Text extract —
Model 2 illustrates the impact of CE on farmers’ WTP for DWM. Empirical evidence suggests that economic capital and psychological capital contribute positively to WTP for DWM, and at the 1% and 10% significance levels, respectively, both factors exhibit a strong statistical association, implying that farmers with higher income levels and happiness will significantly improve their WTP for DWM, which is consistent with expectations. H1a and H1e have been verified. Farmers with stronger economic capital have a higher ability to pay, providing a tangible assurance for farmers’ WTP for DWM. Farmers in better economic circumstances typically have higher expectations for quality of life and are more likely to pay for environmental governance to improve their living conditions. Farmers with more psychological capital are more optimistic about the future and are more certain that paying for waste disposal will result in long-term environmental improvements; thus, they are more prepared to pay. However, human capital, cultural capital, and natural capital have no substantial impact on WTP for DWM, which could be attributed to differing views of environmental concerns and insufficient policy cognition. In terms of control factors, the age and treatment techniques of domestic waste have a statistically significant beneficial effect on WTP for DWM at 5% and 1%, respectively.
Model 3 depicts the impact of the entire dimension of EL on farmers’ WTP for DWM. Empirical evidence shows that EL has a positive effect on the WTP for DWM, with statistical significance at the 1% level, implying that farmers with higher EL will greatly improve the probability of their WTP for DWM, which is consistent with expectations. H2 has been verified. Control variables such as gender (p < 0.1) and age (p < 0.05) positively impact the WTP for DWM.
Model 4 illustrates the effect of EL on farmers’ WTP for DWM. The findings indicate that ER, EP, and EKS all had a 1% positive effect on the WTP for DWM, and H2a, H2b, and H2c have been confirmed. This suggests that farmers’ increased feeling of environmental responsibility is associated with a deeper concern and perception of environmental concerns, and the better their understanding of environmental-related knowledge, the greater their WTP for DWM. Age (p < 0.05) has a significant impact on WTP for DWM among control variables.

Available data —
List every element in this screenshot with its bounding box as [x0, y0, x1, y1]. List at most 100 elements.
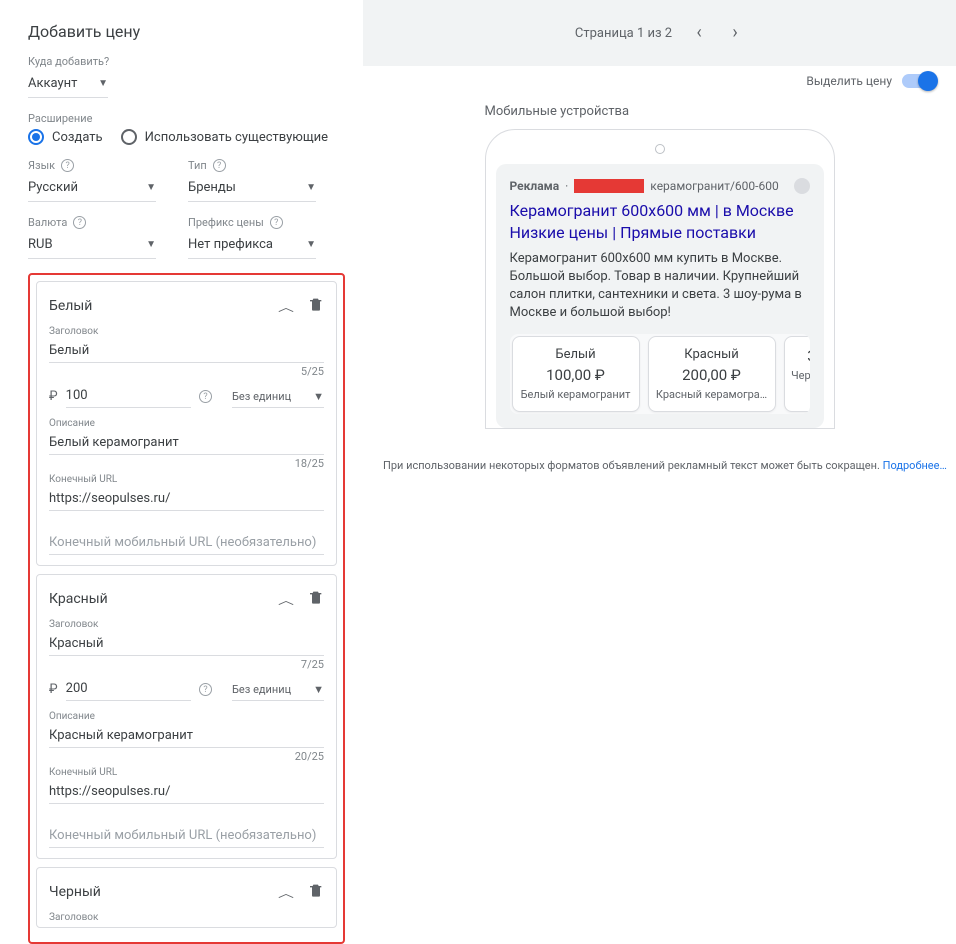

Requirements — In the text on farmers' WTP for DWM, which two kinds of capital does Model 2 show contributing positively to WTP for DWM?

Finished answer — Economic capital and psychological capital.